[Exercise material]:
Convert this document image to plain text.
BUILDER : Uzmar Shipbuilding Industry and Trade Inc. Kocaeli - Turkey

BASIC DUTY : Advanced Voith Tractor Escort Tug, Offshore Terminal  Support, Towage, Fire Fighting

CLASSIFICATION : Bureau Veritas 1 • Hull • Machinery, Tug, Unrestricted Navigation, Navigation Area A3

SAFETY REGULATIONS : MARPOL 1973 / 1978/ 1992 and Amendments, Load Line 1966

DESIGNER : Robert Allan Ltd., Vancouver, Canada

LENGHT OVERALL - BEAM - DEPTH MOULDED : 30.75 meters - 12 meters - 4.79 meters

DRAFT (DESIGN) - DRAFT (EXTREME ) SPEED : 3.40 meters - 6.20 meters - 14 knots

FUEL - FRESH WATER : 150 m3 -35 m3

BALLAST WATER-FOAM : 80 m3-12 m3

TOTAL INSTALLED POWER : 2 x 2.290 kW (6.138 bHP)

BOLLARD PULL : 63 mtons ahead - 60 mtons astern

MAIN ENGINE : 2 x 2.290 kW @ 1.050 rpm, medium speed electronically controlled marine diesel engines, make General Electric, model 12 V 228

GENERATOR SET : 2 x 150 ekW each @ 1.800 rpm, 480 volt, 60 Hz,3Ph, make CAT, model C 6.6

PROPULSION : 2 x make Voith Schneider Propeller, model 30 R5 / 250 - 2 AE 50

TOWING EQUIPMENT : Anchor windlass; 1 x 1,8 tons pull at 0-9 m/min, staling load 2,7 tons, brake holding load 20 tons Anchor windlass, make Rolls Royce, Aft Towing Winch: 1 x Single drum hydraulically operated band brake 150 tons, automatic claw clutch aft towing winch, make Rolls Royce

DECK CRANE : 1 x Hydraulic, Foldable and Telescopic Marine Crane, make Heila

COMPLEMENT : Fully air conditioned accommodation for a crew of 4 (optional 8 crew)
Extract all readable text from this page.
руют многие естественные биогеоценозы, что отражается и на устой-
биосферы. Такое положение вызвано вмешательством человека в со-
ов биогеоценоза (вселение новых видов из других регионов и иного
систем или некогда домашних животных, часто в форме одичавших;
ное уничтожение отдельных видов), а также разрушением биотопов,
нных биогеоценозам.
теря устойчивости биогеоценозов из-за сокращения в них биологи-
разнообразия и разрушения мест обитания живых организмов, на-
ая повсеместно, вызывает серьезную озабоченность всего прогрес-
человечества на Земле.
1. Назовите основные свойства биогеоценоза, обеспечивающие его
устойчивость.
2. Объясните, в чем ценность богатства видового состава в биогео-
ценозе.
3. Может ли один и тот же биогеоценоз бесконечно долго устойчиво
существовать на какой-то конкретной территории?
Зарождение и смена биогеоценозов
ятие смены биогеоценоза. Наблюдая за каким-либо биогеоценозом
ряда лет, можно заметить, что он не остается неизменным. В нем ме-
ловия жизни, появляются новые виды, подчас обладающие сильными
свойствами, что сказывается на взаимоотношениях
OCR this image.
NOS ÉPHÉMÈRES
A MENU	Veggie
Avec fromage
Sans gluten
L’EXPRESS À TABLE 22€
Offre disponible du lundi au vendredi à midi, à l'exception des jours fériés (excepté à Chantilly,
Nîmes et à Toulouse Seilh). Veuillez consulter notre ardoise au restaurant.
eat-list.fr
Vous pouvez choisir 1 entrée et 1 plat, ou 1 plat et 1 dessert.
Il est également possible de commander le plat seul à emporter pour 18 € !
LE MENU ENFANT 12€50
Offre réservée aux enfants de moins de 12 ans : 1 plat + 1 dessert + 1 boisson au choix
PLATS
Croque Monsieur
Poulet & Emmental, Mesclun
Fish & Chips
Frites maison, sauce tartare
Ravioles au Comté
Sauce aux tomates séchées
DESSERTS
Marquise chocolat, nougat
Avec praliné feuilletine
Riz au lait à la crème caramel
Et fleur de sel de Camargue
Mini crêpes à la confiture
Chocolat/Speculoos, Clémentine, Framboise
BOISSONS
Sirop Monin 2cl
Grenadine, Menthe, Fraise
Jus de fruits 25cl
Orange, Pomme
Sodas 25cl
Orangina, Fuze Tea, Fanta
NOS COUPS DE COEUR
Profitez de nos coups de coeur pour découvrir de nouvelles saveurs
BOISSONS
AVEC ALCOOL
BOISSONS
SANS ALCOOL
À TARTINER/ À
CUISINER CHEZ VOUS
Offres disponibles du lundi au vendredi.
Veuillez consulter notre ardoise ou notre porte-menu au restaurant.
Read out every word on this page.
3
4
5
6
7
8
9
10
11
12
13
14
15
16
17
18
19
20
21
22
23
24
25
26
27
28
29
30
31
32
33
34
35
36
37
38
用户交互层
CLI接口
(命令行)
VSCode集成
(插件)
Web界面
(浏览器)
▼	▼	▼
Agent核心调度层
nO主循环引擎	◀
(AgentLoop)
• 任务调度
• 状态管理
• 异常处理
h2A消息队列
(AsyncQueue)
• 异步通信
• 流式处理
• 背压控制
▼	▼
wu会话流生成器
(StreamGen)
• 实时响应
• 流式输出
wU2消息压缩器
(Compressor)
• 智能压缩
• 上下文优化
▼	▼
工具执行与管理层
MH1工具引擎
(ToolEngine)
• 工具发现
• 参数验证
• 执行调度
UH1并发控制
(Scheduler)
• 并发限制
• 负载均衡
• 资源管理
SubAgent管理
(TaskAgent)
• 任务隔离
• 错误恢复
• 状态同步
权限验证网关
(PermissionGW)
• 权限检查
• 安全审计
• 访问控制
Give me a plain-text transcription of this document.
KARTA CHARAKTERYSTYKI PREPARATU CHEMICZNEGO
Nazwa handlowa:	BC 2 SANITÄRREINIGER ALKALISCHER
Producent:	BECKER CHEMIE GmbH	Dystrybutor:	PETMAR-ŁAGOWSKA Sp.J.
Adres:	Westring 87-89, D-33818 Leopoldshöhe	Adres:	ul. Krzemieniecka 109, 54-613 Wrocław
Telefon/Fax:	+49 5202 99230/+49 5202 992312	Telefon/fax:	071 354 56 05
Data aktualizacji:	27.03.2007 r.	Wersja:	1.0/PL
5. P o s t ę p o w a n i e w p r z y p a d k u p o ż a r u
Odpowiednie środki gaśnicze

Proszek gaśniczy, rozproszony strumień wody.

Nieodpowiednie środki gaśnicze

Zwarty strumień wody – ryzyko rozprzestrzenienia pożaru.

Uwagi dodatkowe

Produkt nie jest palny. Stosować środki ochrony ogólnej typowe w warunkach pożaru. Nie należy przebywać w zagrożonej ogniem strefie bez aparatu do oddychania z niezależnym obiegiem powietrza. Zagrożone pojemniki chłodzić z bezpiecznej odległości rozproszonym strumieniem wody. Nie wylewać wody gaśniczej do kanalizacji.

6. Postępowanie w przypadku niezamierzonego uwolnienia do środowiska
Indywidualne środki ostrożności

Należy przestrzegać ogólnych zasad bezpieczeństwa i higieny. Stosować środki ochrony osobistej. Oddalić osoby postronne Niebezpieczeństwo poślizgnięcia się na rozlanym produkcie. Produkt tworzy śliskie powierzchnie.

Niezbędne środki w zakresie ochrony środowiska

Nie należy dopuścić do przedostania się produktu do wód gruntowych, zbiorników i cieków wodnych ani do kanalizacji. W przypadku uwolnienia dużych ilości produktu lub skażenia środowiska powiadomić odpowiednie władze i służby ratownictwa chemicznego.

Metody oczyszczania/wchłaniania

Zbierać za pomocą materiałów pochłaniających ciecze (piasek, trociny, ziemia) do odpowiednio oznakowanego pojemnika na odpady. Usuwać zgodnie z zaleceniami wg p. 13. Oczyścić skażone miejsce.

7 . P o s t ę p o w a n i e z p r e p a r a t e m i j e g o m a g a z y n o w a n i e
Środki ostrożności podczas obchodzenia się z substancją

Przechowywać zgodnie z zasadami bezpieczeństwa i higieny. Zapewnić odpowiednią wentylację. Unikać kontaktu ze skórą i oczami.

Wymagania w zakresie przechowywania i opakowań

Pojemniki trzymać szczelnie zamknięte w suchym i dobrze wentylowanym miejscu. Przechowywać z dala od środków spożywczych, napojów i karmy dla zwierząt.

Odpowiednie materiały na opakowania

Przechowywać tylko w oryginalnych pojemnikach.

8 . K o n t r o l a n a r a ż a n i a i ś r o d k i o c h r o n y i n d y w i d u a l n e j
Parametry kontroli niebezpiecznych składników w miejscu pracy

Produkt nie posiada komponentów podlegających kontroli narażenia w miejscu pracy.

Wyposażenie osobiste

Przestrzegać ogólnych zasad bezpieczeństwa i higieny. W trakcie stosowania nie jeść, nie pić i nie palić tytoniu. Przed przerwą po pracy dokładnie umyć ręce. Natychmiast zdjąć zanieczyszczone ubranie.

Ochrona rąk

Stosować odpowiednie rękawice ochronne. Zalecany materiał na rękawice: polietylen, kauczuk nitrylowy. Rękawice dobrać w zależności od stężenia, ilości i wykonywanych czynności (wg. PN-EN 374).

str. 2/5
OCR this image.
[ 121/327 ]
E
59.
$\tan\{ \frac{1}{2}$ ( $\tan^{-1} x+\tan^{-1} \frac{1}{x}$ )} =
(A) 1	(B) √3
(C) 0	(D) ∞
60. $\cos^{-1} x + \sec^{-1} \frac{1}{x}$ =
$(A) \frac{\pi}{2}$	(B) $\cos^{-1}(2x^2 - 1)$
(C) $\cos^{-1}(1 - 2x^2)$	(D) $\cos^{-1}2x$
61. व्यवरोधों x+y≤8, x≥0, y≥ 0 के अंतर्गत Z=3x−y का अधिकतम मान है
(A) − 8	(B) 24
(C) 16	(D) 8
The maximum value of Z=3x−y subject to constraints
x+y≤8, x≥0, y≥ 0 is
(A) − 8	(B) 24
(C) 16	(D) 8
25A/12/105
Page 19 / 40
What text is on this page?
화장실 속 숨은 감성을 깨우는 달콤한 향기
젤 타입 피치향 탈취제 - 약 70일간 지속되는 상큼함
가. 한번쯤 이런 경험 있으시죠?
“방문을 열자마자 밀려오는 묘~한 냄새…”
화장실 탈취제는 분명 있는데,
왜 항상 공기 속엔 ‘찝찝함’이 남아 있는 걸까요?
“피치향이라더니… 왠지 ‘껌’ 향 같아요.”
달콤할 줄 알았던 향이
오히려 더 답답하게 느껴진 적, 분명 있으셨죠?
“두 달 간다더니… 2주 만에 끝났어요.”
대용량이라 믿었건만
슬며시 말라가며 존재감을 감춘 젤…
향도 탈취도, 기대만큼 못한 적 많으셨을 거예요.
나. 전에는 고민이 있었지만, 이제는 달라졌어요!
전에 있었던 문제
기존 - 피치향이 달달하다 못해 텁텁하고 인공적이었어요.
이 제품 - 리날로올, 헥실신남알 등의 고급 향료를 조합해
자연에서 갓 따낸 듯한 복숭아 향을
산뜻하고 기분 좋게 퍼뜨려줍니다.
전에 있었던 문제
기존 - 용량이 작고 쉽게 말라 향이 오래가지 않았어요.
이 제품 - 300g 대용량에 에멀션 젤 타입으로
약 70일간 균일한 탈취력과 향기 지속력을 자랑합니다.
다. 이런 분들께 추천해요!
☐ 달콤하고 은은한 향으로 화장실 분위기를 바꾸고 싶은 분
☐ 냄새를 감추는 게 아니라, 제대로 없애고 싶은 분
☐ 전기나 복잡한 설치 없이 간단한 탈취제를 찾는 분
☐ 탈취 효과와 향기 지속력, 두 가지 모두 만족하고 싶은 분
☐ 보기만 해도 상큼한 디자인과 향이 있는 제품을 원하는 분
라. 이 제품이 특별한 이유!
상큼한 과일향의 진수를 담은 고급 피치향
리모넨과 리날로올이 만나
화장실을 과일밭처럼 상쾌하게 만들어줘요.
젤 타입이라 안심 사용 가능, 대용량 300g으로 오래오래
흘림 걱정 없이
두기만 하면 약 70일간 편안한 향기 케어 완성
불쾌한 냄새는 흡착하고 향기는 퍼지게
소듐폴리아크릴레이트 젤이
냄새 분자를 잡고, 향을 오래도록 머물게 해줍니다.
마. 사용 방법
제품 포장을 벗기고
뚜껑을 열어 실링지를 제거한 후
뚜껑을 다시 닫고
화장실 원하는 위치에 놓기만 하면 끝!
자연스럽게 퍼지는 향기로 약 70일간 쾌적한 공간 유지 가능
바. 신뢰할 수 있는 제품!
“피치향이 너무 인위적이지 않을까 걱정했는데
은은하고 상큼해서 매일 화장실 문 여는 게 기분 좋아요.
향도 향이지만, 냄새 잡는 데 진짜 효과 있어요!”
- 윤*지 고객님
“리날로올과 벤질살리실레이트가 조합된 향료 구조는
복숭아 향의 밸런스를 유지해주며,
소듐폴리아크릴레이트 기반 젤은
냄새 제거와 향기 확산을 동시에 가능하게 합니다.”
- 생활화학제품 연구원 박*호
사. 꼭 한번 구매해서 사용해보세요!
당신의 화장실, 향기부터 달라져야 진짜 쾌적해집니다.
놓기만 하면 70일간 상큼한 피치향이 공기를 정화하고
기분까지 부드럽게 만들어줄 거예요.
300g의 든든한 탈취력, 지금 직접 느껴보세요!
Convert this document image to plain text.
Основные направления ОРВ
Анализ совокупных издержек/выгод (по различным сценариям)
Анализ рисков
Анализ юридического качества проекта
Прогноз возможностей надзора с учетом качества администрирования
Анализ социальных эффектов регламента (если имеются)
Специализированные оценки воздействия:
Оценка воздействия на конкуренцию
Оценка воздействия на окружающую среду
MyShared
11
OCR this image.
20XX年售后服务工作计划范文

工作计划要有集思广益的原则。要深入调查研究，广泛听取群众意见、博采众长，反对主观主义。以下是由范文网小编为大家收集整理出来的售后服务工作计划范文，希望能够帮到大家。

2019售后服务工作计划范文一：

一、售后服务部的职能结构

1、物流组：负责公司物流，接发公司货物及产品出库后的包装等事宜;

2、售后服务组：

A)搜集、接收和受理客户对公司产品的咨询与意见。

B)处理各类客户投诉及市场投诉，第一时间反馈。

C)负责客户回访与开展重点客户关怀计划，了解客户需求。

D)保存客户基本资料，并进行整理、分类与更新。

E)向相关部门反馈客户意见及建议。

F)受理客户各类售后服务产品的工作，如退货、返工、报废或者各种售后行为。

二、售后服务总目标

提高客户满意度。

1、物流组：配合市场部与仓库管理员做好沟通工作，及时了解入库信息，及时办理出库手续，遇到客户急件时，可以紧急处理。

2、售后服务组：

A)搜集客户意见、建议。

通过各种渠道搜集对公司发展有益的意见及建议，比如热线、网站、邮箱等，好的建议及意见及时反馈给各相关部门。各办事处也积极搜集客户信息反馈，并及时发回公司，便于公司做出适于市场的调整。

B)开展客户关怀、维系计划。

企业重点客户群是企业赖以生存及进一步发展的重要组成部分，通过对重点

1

[Directions for this task]:
What is the number of lines in these records that contain "strumień"? Reply with the number only.

[Expected output]:
2